WHAT THE TASK REQUIRES: Count the lines below that contain the word "Realized", and reply with only that number.

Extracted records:
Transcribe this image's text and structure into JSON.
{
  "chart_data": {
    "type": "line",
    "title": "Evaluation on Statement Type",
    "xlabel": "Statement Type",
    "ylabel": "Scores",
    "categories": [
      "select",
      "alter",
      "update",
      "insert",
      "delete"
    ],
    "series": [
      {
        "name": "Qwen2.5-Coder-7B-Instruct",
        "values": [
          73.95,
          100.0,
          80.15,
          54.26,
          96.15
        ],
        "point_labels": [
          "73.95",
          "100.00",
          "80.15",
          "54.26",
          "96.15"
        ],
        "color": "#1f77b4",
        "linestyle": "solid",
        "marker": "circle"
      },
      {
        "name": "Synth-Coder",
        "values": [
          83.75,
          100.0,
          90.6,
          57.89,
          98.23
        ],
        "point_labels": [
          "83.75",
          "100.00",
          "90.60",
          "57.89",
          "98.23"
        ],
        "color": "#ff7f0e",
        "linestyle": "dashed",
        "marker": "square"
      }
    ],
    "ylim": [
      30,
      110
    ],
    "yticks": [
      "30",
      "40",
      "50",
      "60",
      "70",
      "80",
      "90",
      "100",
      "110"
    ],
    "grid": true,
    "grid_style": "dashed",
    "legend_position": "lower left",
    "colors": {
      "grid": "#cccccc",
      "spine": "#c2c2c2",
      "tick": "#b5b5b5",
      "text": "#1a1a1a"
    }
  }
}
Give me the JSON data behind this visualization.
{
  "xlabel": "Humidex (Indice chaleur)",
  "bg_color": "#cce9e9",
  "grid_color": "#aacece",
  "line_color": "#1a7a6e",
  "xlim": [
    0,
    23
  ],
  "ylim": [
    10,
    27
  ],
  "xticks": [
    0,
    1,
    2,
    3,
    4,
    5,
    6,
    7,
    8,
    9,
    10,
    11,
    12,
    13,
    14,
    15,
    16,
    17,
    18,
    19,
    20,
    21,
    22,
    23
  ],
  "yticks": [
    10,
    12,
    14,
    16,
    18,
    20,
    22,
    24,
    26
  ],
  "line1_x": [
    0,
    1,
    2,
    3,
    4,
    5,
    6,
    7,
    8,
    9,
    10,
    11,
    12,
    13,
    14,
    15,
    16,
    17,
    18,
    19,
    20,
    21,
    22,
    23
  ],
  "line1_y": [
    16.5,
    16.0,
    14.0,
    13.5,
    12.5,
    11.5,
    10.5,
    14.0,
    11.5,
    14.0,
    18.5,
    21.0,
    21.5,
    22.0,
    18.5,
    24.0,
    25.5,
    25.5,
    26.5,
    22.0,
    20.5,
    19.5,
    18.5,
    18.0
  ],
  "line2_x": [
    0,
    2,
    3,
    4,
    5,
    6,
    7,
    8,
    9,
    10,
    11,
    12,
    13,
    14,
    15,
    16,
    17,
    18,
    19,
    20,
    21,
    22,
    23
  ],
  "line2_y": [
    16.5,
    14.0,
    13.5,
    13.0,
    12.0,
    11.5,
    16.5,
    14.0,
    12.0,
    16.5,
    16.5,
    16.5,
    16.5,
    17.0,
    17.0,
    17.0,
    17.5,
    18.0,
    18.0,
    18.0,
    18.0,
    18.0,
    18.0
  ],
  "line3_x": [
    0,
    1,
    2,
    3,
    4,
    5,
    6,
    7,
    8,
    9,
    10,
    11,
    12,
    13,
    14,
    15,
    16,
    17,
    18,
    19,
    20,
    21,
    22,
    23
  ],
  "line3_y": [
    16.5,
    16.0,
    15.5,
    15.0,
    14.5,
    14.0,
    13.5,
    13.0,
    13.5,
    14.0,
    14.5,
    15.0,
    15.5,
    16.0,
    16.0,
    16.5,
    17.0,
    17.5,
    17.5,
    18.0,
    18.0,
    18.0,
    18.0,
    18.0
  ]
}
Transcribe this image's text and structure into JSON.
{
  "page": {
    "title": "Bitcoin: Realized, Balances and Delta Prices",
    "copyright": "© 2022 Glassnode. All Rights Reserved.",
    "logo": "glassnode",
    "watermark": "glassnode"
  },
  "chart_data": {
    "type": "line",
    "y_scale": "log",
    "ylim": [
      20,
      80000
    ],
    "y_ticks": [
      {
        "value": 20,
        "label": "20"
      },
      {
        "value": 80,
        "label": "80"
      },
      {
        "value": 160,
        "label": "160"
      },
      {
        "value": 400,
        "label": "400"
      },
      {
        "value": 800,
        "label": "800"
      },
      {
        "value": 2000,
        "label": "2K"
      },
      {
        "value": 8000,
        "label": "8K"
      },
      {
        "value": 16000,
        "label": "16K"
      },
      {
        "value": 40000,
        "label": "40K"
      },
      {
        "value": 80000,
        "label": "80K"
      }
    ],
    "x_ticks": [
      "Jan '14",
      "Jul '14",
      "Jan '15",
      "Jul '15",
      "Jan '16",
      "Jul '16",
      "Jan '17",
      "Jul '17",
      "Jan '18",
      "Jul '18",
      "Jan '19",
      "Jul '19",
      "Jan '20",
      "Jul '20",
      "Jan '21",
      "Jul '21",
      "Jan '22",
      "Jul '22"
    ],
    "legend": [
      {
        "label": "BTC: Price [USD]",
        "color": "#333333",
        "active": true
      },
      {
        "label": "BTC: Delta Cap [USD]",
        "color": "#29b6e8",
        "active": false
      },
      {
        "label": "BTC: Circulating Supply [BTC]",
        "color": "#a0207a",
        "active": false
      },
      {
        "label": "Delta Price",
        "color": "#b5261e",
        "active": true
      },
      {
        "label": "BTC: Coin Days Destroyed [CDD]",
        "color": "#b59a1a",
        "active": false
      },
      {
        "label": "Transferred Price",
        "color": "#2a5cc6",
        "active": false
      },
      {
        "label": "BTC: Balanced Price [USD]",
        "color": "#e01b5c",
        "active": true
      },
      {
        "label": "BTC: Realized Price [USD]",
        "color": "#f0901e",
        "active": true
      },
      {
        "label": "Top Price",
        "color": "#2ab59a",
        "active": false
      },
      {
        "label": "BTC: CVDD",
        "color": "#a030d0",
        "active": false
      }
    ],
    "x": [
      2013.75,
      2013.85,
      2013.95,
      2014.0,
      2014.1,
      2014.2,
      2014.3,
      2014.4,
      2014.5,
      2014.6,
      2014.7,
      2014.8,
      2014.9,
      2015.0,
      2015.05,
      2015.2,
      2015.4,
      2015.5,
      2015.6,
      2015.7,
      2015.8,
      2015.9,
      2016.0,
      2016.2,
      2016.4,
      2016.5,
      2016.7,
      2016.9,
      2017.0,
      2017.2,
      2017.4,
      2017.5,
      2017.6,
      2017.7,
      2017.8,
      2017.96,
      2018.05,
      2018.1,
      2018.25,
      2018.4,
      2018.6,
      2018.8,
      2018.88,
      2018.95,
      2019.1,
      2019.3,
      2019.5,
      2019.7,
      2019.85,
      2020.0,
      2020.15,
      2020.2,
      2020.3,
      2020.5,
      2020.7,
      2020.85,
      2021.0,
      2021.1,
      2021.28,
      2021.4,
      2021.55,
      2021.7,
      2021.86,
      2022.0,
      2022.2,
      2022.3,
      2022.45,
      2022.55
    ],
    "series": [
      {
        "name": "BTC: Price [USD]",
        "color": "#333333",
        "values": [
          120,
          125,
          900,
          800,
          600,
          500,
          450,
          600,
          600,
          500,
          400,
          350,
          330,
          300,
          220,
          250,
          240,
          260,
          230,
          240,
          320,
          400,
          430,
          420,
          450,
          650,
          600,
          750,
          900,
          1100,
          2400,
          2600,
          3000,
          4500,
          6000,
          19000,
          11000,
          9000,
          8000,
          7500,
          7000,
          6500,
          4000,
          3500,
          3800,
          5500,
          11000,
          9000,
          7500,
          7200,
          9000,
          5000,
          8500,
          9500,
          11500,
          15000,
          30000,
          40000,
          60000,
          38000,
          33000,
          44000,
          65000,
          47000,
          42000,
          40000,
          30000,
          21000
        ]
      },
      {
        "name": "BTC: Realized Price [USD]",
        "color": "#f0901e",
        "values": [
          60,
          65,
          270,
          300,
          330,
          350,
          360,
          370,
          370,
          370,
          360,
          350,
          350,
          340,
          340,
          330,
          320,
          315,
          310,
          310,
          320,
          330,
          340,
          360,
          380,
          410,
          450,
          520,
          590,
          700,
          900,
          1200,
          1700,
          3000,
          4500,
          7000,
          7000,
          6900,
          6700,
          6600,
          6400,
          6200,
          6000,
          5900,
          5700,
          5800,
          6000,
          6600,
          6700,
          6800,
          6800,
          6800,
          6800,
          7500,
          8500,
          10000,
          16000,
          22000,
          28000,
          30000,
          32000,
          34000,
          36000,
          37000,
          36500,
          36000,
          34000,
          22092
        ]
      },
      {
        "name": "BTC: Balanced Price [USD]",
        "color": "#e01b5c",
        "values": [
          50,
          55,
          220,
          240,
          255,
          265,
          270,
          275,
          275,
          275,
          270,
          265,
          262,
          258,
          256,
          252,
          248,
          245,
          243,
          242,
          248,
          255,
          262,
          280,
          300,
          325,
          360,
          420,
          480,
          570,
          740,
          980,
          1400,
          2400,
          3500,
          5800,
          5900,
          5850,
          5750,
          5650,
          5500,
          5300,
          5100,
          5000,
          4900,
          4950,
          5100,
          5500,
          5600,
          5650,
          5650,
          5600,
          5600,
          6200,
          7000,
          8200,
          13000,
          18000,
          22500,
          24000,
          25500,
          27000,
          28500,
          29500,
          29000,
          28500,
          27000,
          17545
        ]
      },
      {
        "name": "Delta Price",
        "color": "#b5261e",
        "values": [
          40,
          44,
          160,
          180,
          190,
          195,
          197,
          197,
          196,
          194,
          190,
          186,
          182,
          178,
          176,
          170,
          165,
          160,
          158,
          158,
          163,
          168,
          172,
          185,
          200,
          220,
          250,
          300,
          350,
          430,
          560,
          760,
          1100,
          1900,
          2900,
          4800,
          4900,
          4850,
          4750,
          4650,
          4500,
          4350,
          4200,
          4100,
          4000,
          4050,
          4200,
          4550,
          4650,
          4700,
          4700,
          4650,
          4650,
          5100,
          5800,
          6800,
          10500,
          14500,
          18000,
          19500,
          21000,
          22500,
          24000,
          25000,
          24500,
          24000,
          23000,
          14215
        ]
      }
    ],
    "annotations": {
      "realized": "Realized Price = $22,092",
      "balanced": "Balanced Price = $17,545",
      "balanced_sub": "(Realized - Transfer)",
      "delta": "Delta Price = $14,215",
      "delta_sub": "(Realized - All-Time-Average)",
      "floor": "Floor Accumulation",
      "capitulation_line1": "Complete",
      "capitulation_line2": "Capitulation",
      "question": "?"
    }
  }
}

REPLY: 6